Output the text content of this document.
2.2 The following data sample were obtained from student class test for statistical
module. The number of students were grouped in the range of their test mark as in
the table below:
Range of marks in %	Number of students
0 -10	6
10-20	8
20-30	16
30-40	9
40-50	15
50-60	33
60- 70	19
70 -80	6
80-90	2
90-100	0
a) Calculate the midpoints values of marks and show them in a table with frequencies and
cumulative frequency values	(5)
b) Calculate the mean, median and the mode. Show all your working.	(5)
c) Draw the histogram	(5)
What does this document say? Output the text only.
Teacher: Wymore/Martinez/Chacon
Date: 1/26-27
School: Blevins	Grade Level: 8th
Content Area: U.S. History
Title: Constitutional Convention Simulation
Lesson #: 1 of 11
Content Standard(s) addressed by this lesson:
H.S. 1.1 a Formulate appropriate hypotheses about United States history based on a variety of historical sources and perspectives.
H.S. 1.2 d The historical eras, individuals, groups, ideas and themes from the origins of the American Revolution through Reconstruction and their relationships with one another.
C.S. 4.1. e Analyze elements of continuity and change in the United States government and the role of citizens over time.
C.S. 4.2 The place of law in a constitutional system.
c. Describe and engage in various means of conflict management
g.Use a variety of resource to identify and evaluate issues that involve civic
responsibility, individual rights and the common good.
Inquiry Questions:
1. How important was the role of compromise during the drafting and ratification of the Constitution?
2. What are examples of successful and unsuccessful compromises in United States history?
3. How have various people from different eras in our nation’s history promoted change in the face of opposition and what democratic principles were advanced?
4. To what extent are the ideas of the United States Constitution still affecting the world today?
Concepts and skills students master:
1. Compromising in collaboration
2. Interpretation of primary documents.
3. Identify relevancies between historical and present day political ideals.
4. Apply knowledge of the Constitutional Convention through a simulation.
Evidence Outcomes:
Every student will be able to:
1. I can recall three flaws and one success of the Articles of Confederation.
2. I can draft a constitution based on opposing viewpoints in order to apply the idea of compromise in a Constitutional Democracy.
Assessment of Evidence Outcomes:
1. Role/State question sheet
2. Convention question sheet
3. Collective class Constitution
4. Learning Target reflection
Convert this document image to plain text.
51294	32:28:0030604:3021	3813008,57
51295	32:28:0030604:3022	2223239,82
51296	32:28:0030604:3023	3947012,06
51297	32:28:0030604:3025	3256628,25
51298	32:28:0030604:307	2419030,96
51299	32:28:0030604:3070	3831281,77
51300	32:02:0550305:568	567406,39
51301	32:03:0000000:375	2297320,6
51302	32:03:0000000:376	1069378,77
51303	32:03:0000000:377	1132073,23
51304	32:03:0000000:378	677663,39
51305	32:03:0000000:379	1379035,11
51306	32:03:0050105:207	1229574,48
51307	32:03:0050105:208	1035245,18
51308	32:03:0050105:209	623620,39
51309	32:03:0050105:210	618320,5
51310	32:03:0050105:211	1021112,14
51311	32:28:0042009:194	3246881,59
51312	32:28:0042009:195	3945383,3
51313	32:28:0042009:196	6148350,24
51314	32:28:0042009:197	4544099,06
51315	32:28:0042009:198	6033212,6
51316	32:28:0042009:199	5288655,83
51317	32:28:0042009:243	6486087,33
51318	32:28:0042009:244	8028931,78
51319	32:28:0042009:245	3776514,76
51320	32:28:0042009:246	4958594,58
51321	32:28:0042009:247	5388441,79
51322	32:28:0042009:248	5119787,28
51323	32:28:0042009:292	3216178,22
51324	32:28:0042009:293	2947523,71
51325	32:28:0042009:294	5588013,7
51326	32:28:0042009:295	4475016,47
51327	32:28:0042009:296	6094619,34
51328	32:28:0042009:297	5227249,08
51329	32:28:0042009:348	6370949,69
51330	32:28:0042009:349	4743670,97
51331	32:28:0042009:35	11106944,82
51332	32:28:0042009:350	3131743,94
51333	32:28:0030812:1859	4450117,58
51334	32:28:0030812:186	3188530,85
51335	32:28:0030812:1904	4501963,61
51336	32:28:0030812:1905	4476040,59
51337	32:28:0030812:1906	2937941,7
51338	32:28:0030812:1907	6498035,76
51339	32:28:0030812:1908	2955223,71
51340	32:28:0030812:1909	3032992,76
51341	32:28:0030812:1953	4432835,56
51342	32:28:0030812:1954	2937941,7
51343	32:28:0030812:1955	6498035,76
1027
· · ·
» Instructions to follow
Copy every line from the records above that contains the word "various".

» Result for this exercise
c. Describe and engage in various means of conflict management
3. How have various people from different eras in our nation’s history promoted change in the face of opposition and what democratic principles were advanced?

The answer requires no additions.